## Begin TEXT EXTRACT
Other routes running off the core Trans-Siberian route from Moscow to Vladivostok, include two routes to Beijing in China - the classic backpacker Trans-Mongolian route via Ulan Bator in Mongolia and the Trans-Manchurian route via Harbin and Shenyang in northeastern China.
Technically, only the route from Moscow to Vladivostok is the Trans-Siberian, however two other routes, the Trans-Mongolian and Trans-Manchurian routes are often included in general traveller's discussions of the Trans-Siberian route. In addition, it is the route that bears the famed name, and not the physical trains/Services which run on it, with the exception of one or two luxurious - and expensive - tourist only specials.
Running from Moscow to Vladivostok for 9,259 kilometres (5,753 miles), the Trans-Siberian "Rossiya" leaves every second day for a seven-day journey. Train No.001 runs westbound while train No.002 runs eastbound.
## End TEXT EXTRACT
WHAT YOU WILL DO:
[A] Transcribe the part of the Trans-Siberian text from "Running from Moscow" to "No.002 runs eastbound.".
[B] Go on with the Trans-Siberian passage, starting after its final sentence.
## Begin GIVEN ENTRIES
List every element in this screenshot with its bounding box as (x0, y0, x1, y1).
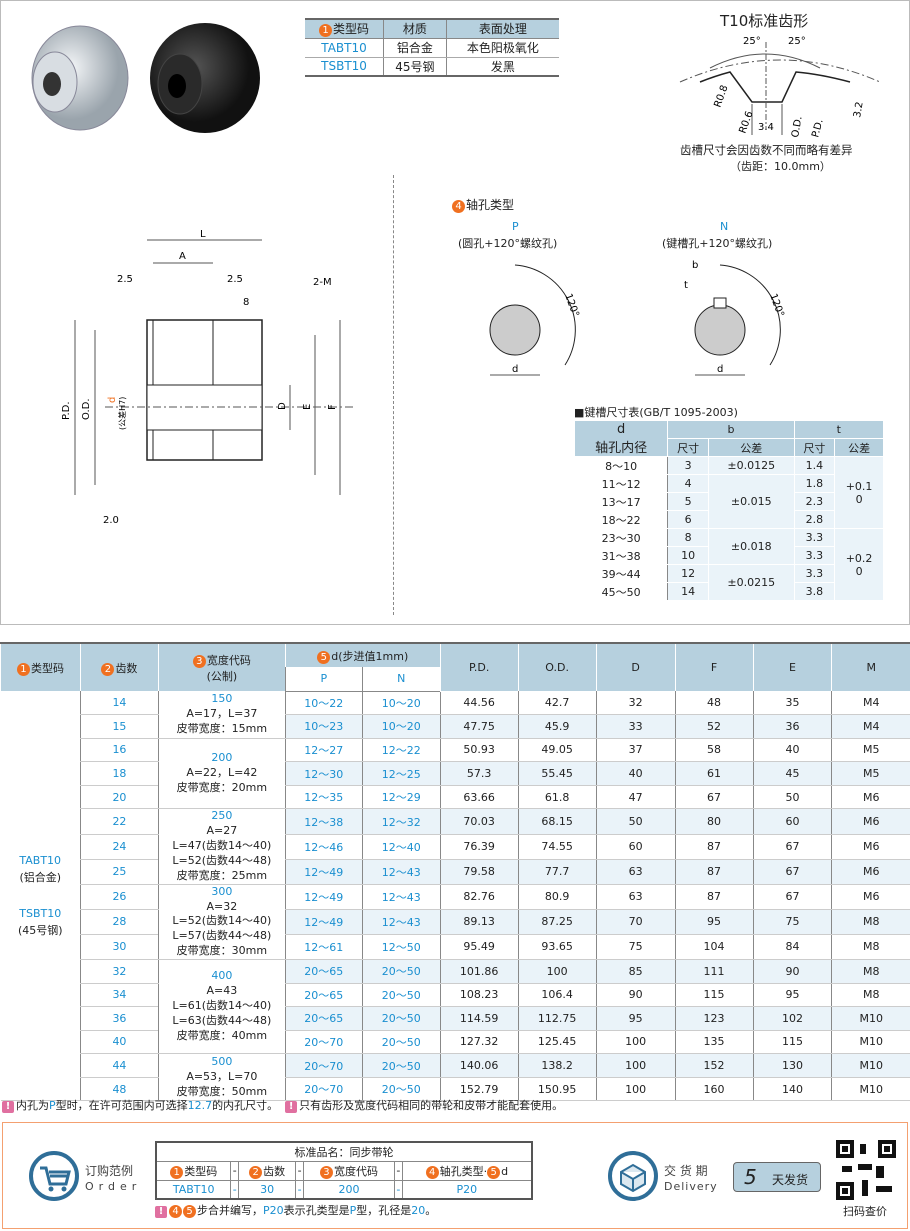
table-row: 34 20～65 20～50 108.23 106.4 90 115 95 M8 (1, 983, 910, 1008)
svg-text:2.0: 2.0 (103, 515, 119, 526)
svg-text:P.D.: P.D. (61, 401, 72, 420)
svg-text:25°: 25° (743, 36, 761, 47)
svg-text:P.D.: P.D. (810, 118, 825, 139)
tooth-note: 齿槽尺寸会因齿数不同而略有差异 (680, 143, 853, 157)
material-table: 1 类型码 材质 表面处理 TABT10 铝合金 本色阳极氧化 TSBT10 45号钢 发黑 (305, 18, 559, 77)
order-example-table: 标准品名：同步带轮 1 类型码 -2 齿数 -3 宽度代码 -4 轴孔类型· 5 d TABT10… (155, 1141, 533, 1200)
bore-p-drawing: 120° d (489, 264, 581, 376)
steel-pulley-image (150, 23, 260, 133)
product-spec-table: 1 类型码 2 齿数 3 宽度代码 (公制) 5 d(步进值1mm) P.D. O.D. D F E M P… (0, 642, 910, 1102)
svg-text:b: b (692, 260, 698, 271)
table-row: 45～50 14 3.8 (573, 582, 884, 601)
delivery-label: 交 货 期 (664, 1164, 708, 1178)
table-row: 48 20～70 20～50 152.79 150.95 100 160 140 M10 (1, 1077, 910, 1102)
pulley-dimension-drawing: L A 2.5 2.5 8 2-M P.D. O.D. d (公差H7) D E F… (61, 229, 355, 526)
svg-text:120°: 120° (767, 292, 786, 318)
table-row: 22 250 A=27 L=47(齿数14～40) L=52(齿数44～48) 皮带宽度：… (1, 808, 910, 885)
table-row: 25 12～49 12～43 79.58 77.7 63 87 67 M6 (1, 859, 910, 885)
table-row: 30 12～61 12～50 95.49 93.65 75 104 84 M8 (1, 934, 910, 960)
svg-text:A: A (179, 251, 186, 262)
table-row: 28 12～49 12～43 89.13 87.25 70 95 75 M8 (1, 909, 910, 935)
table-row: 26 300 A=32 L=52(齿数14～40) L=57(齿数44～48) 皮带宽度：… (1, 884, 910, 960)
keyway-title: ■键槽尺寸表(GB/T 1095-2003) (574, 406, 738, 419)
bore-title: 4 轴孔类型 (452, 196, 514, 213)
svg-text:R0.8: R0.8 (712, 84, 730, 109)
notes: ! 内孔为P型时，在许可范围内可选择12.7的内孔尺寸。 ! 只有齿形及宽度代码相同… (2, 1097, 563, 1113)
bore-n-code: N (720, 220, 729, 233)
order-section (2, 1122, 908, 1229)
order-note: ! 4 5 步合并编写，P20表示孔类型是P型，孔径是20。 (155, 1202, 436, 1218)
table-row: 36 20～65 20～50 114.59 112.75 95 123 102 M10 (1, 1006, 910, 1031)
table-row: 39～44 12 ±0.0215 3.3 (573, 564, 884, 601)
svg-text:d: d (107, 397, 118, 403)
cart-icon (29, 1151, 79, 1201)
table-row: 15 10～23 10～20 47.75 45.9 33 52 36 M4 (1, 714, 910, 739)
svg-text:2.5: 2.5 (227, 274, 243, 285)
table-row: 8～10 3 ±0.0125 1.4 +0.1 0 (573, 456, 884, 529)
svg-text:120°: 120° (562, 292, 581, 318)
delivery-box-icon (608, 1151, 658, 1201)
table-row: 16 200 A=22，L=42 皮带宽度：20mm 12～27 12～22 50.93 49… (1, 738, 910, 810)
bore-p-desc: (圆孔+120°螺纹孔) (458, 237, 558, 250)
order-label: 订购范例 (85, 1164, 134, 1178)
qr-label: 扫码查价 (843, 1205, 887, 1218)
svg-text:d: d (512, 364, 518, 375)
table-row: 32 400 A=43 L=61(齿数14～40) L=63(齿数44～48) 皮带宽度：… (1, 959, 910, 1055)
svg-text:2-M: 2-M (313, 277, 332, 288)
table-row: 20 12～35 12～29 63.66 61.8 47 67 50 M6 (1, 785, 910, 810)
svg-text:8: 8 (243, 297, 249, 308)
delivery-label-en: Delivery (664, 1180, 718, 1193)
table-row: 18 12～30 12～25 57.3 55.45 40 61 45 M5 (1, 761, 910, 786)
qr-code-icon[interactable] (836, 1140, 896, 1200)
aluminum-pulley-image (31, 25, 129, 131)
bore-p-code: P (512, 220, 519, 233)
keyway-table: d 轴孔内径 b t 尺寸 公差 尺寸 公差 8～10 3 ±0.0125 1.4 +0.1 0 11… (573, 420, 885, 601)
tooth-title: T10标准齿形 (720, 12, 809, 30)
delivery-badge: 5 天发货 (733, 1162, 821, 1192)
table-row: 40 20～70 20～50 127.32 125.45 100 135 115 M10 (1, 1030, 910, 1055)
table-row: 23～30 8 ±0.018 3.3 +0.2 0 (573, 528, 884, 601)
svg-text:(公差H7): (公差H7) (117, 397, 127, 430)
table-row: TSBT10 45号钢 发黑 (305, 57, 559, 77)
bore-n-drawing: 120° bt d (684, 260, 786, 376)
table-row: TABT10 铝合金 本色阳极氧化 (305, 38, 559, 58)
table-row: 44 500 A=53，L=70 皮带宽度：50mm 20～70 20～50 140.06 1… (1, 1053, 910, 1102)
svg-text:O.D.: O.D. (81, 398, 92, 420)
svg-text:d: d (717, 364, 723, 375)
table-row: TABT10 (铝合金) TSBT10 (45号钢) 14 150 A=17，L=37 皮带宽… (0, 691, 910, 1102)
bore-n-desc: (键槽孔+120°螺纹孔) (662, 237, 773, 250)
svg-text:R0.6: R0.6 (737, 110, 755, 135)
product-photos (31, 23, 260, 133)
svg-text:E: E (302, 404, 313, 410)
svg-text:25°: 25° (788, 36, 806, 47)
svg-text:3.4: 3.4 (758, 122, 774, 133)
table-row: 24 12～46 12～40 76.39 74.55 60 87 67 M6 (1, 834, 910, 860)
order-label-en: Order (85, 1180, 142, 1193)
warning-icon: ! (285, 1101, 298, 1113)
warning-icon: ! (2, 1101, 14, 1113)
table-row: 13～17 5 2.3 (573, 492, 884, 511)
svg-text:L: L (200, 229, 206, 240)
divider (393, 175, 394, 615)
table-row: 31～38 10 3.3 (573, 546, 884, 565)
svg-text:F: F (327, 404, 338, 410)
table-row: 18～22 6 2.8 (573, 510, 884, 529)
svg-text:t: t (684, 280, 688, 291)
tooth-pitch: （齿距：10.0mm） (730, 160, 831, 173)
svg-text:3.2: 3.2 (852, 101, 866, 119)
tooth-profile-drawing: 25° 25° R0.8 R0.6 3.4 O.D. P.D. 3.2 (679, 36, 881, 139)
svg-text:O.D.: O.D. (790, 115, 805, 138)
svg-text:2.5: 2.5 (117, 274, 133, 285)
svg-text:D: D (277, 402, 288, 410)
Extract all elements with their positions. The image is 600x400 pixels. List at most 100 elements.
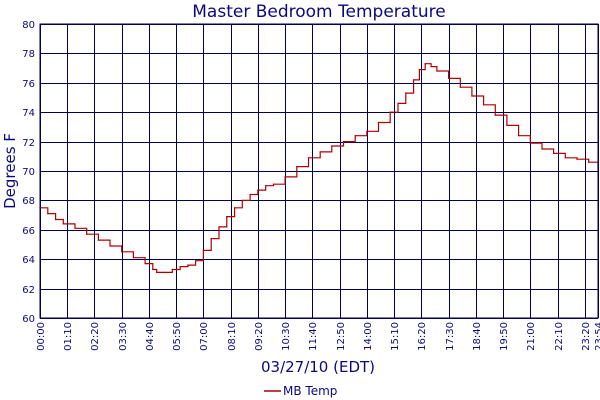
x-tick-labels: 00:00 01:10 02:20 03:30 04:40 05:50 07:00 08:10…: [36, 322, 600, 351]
## End GIVEN ENTRIES
ANSWERS IN ORDER:
[A]
Running from Moscow to Vladivostok for 9,259 kilometres (5,753 miles), the Trans-Siberian "Rossiya" leaves every second day for a seven-day journey. Train No.001 runs westbound while train No.002 runs eastbound.

[B]
The marker at Vladivostok shows a distance of 9,288 kilometres (5,771 miles) from Moscow. This is because from 1956 to 2001 many trains went between Moscow and Kirov via Yaroslavl instead of Nizhny Novgorod.This would add some 29 kilometres (18 miles) to the distances from Moscow, making Vladivostok kilometre 9,288.
Running through Russia, Mongolia and China, the Trans-Mongolian route is 7,622 kilometres (4,736 miles) long and runs through the Ural Mountains, Siberia, the Gobi Desert and the high steppe of Mongolia and passes through the Great Wall of China on its way to Beijing. This weekly service leaves Moscow (Train No.004) on every Tuesday heading east, while westbound train (No.003) leaves Beijing on every Wednesday. The journey on each direction takes six days.
The train ride from Moscow into the Urals is mostly Pine and Birch forests interrupted by industrial wastelands, and includes a crossing of the Volga river. As you climb into the Urals landscape changes to mostly forests and less industrial.
After leaving the Urals, you enter Siberian plains, forests, open grass plains and boggy, swampy areas. Approaching Irkutsk the land starts to get hillier heading up towards Lake Baikal. Baikal is a long, thin but very deep lake, holding one-fifth of the world's fresh water.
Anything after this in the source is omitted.